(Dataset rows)
+ + + + +
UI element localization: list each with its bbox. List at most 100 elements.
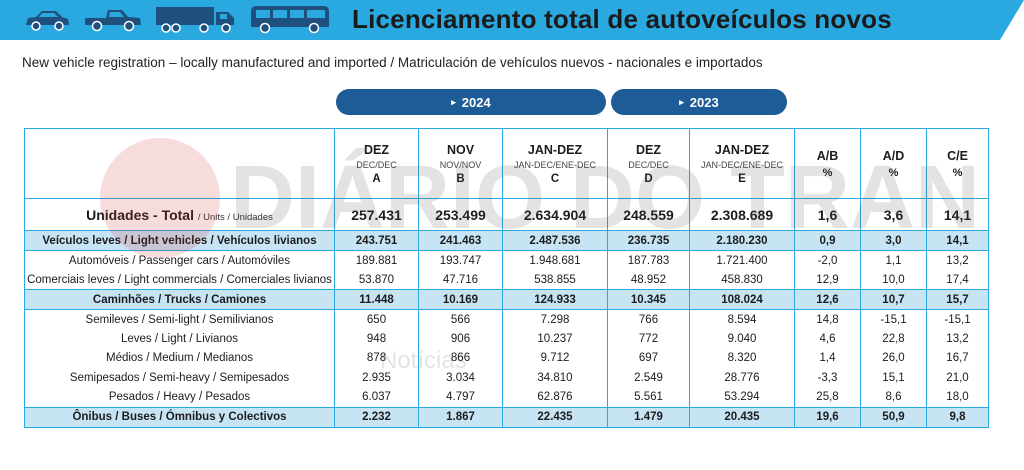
cell-value: 10,0 (860, 270, 927, 290)
cell-value: 26,0 (860, 348, 927, 368)
cell-value: 47.716 (418, 270, 503, 290)
year-tab-label: 2023 (689, 94, 719, 110)
cell-value: 108.024 (689, 289, 795, 310)
cell-value: -15,1 (926, 309, 989, 329)
cell-value: 14,8 (794, 309, 861, 329)
cell-value: -2,0 (794, 250, 861, 270)
cell-value: 697 (607, 348, 690, 368)
car-icon (26, 11, 69, 31)
year-tab-2023: ▸ 2023 (611, 89, 787, 115)
column-header-a-d: A/D % (860, 128, 927, 199)
cell-value: 9.712 (502, 348, 608, 368)
cell-value: 0,9 (794, 230, 861, 251)
bus-icon (251, 6, 329, 34)
cell-value: 20.435 (689, 406, 795, 428)
year-tab-2024: ▸ 2024 (336, 89, 606, 115)
cell-value: 12,9 (794, 270, 861, 290)
cell-value: 2.487.536 (502, 230, 608, 251)
table-row: Leves / Light / Livianos 948 906 10.237 772 9… (24, 329, 989, 349)
table-row: Comerciais leves / Light commercials / C… (24, 270, 989, 290)
column-header-c: JAN-DEZ JAN-DEC/ENE-DEC C (502, 128, 608, 199)
row-label: Médios / Medium / Medianos (24, 348, 335, 368)
cell-value: 53.294 (689, 387, 795, 407)
total-value: 1,6 (794, 198, 861, 231)
row-label: Comerciais leves / Light commercials / C… (24, 270, 335, 290)
cell-value: 2.549 (607, 368, 690, 388)
cell-value: 566 (418, 309, 503, 329)
pickup-truck-icon (85, 10, 141, 32)
page-subtitle: New vehicle registration – locally manuf… (22, 55, 763, 70)
cell-value: 14,1 (926, 230, 989, 251)
cell-value: 2.935 (334, 368, 419, 388)
cell-value: 766 (607, 309, 690, 329)
total-value: 257.431 (334, 198, 419, 231)
cell-value: 538.855 (502, 270, 608, 290)
row-label: Ônibus / Buses / Ómnibus y Colectivos (24, 406, 335, 428)
header-empty-cell (24, 128, 335, 199)
cell-value: 13,2 (926, 329, 989, 349)
column-header-d: DEZ DEC/DEC D (607, 128, 690, 199)
table-row: Pesados / Heavy / Pesados 6.037 4.797 62.87… (24, 387, 989, 407)
cell-value: 1,4 (794, 348, 861, 368)
header-banner: Licenciamento total de autoveículos novo… (0, 0, 1024, 40)
column-header-a: DEZ DEC/DEC A (334, 128, 419, 199)
row-label: Semipesados / Semi-heavy / Semipesados (24, 368, 335, 388)
total-value: 2.634.904 (502, 198, 608, 231)
cell-value: 22.435 (502, 406, 608, 428)
cell-value: 906 (418, 329, 503, 349)
cell-value: 948 (334, 329, 419, 349)
cell-value: -15,1 (860, 309, 927, 329)
cell-value: 458.830 (689, 270, 795, 290)
cell-value: 22,8 (860, 329, 927, 349)
total-value: 248.559 (607, 198, 690, 231)
cell-value: 236.735 (607, 230, 690, 251)
cell-value: 6.037 (334, 387, 419, 407)
column-header-a-b: A/B % (794, 128, 861, 199)
cell-value: 18,0 (926, 387, 989, 407)
triangle-right-icon: ▸ (679, 96, 684, 107)
semi-truck-icon (156, 7, 234, 33)
cell-value: 189.881 (334, 250, 419, 270)
row-label: Caminhões / Trucks / Camiones (24, 289, 335, 310)
cell-value: 17,4 (926, 270, 989, 290)
row-label: Semileves / Semi-light / Semilivianos (24, 309, 335, 329)
page-title: Licenciamento total de autoveículos novo… (352, 4, 892, 34)
cell-value: 10,7 (860, 289, 927, 310)
cell-value: 193.747 (418, 250, 503, 270)
triangle-right-icon: ▸ (451, 96, 456, 107)
cell-value: 16,7 (926, 348, 989, 368)
cell-value: 4.797 (418, 387, 503, 407)
cell-value: 48.952 (607, 270, 690, 290)
cell-value: 62.876 (502, 387, 608, 407)
cell-value: 15,7 (926, 289, 989, 310)
row-label: Veículos leves / Light vehicles / Vehícu… (24, 230, 335, 251)
cell-value: 1.948.681 (502, 250, 608, 270)
cell-value: 34.810 (502, 368, 608, 388)
cell-value: 241.463 (418, 230, 503, 251)
cell-value: 13,2 (926, 250, 989, 270)
row-label: Automóveis / Passenger cars / Automóvile… (24, 250, 335, 270)
cell-value: 2.180.230 (689, 230, 795, 251)
cell-value: 9,8 (926, 406, 989, 428)
vehicle-icons (22, 3, 332, 35)
total-row: Unidades - Total / Units / Unidades 257.… (24, 198, 989, 231)
group-row: Veículos leves / Light vehicles / Vehícu… (24, 230, 989, 251)
total-value: 14,1 (926, 198, 989, 231)
cell-value: 866 (418, 348, 503, 368)
table-row: Médios / Medium / Medianos 878 866 9.712 697… (24, 348, 989, 368)
cell-value: 12,6 (794, 289, 861, 310)
total-value: 3,6 (860, 198, 927, 231)
cell-value: 878 (334, 348, 419, 368)
cell-value: 8.320 (689, 348, 795, 368)
cell-value: 50,9 (860, 406, 927, 428)
column-header-c-e: C/E % (926, 128, 989, 199)
table-row: Semipesados / Semi-heavy / Semipesados 2.… (24, 368, 989, 388)
cell-value: 124.933 (502, 289, 608, 310)
year-tab-label: 2024 (461, 94, 491, 110)
group-row: Ônibus / Buses / Ómnibus y Colectivos 2.2… (24, 406, 989, 428)
cell-value: 25,8 (794, 387, 861, 407)
cell-value: 11.448 (334, 289, 419, 310)
cell-value: 5.561 (607, 387, 690, 407)
column-header-b: NOV NOV/NOV B (418, 128, 503, 199)
column-header-e: JAN-DEZ JAN-DEC/ENE-DEC E (689, 128, 795, 199)
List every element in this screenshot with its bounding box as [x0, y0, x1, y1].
+ + + + +
(What is expected) Convert every line of the records above into a JSON list of strings, one string per line, leaving out blank lines and the pictures.

(Expected answer)
[
  "UI element localization: list each with its bbox. List at most 100 elements.",
  "cell-value: 10,0 (860, 270, 927, 290)",
  "cell-value: 26,0 (860, 348, 927, 368)",
  "cell-value: 47.716 (418, 270, 503, 290)",
  "year-tab-label: 2023 (689, 94, 719, 110)",
  "cell-value: 108.024 (689, 289, 795, 310)",
  "cell-value: -15,1 (926, 309, 989, 329)",
  "cell-value: 14,8 (794, 309, 861, 329)",
  "cell-value: -2,0 (794, 250, 861, 270)",
  "cell-value: 697 (607, 348, 690, 368)",
  "car-icon (26, 11, 69, 31)",
  "year-tab-2023: ▸ 2023 (611, 89, 787, 115)",
  "column-header-a-d: A/D % (860, 128, 927, 199)",
  "cell-value: 9.712 (502, 348, 608, 368)",
  "cell-value: 0,9 (794, 230, 861, 251)",
  "bus-icon (251, 6, 329, 34)",
  "cell-value: 20.435 (689, 406, 795, 428)",
  "year-tab-2024: ▸ 2024 (336, 89, 606, 115)",
  "cell-value: 12,9 (794, 270, 861, 290)",
  "cell-value: 2.487.536 (502, 230, 608, 251)",
  "table-row: Leves / Light / Livianos 948 906 10.237 772 9… (24, 329, 989, 349)",
  "table-row: Comerciais leves / Light commercials / C… (24, 270, 989, 290)",
  "column-header-c: JAN-DEZ JAN-DEC/ENE-DEC C (502, 128, 608, 199)",
  "row-label: Médios / Medium / Medianos (24, 348, 335, 368)",
  "cell-value: 53.294 (689, 387, 795, 407)",
  "total-value: 1,6 (794, 198, 861, 231)",
  "row-label: Comerciais leves / Light commercials / C… (24, 270, 335, 290)",
  "cell-value: 2.549 (607, 368, 690, 388)",
  "cell-value: 566 (418, 309, 503, 329)",
  "pickup-truck-icon (85, 10, 141, 32)",
  "page-subtitle: New vehicle registration – locally manuf… (22, 55, 763, 70)",
  "cell-value: 14,1 (926, 230, 989, 251)",
  "cell-value: 2.935 (334, 368, 419, 388)",
  "cell-value: 766 (607, 309, 690, 329)",
  "total-value: 257.431 (334, 198, 419, 231)",
  "cell-value: 538.855 (502, 270, 608, 290)",
  "row-label: Ônibus / Buses / Ómnibus y Colectivos (24, 406, 335, 428)",
  "header-empty-cell (24, 128, 335, 199)",
  "cell-value: 13,2 (926, 329, 989, 349)",
  "column-header-d: DEZ DEC/DEC D (607, 128, 690, 199)",
  "table-row: Pesados / Heavy / Pesados 6.037 4.797 62.87… (24, 387, 989, 407)",
  "cell-value: 1,4 (794, 348, 861, 368)",
  "header-banner: Licenciamento total de autoveículos novo… (0, 0, 1024, 40)",
  "column-header-a: DEZ DEC/DEC A (334, 128, 419, 199)",
  "row-label: Semipesados / Semi-heavy / Semipesados (24, 368, 335, 388)",
  "total-value: 2.634.904 (502, 198, 608, 231)",
  "cell-value: 22.435 (502, 406, 608, 428)",
  "cell-value: 906 (418, 329, 503, 349)",
  "cell-value: 948 (334, 329, 419, 349)",
  "cell-value: -15,1 (860, 309, 927, 329)",
  "cell-value: 458.830 (689, 270, 795, 290)",
  "cell-value: 22,8 (860, 329, 927, 349)",
  "total-value: 248.559 (607, 198, 690, 231)",
  "cell-value: 236.735 (607, 230, 690, 251)",
  "cell-value: 6.037 (334, 387, 419, 407)",
  "column-header-a-b: A/B % (794, 128, 861, 199)",
  "cell-value: 18,0 (926, 387, 989, 407)",
  "triangle-right-icon: ▸ (679, 96, 684, 107)",
  "semi-truck-icon (156, 7, 234, 33)",
  "cell-value: 189.881 (334, 250, 419, 270)",
  "row-label: Caminhões / Trucks / Camiones (24, 289, 335, 310)",
  "cell-value: 17,4 (926, 270, 989, 290)",
  "row-label: Semileves / Semi-light / Semilivianos (24, 309, 335, 329)",
  "page-title: Licenciamento total de autoveículos novo… (352, 4, 892, 34)",
  "cell-value: 10,7 (860, 289, 927, 310)",
  "cell-value: 193.747 (418, 250, 503, 270)",
  "triangle-right-icon: ▸ (451, 96, 456, 107)",
  "cell-value: 16,7 (926, 348, 989, 368)",
  "cell-value: 4.797 (418, 387, 503, 407)",
  "cell-value: 48.952 (607, 270, 690, 290)",
  "cell-value: 62.876 (502, 387, 608, 407)",
  "cell-value: 15,7 (926, 289, 989, 310)",
  "row-label: Veículos leves / Light vehicles / Vehícu… (24, 230, 335, 251)",
  "cell-value: 1.948.681 (502, 250, 608, 270)",
  "cell-value: 34.810 (502, 368, 608, 388)",
  "cell-value: 241.463 (418, 230, 503, 251)",
  "cell-value: 13,2 (926, 250, 989, 270)",
  "row-label: Automóveis / Passenger cars / Automóvile… (24, 250, 335, 270)",
  "cell-value: 2.180.230 (689, 230, 795, 251)",
  "cell-value: 9,8 (926, 406, 989, 428)",
  "vehicle-icons (22, 3, 332, 35)",
  "total-row: Unidades - Total / Units / Unidades 257.… (24, 198, 989, 231)",
  "group-row: Veículos leves / Light vehicles / Vehícu… (24, 230, 989, 251)",
  "total-value: 14,1 (926, 198, 989, 231)",
  "cell-value: 866 (418, 348, 503, 368)",
  "table-row: Médios / Medium / Medianos 878 866 9.712 697… (24, 348, 989, 368)",
  "cell-value: 12,6 (794, 289, 861, 310)",
  "total-value: 3,6 (860, 198, 927, 231)",
  "cell-value: 878 (334, 348, 419, 368)",
  "cell-value: 8.320 (689, 348, 795, 368)",
  "cell-value: 50,9 (860, 406, 927, 428)",
  "column-header-c-e: C/E % (926, 128, 989, 199)",
  "table-row: Semipesados / Semi-heavy / Semipesados 2.… (24, 368, 989, 388)",
  "cell-value: 124.933 (502, 289, 608, 310)",
  "year-tab-label: 2024 (461, 94, 491, 110)",
  "group-row: Ônibus / Buses / Ómnibus y Colectivos 2.2… (24, 406, 989, 428)",
  "cell-value: 25,8 (794, 387, 861, 407)",
  "cell-value: 11.448 (334, 289, 419, 310)",
  "cell-value: 5.561 (607, 387, 690, 407)",
  "column-header-b: NOV NOV/NOV B (418, 128, 503, 199)",
  "column-header-e: JAN-DEZ JAN-DEC/ENE-DEC E (689, 128, 795, 199)",
  "List every element in this screenshot with its bounding box as [x0, y0, x1, y1]."
]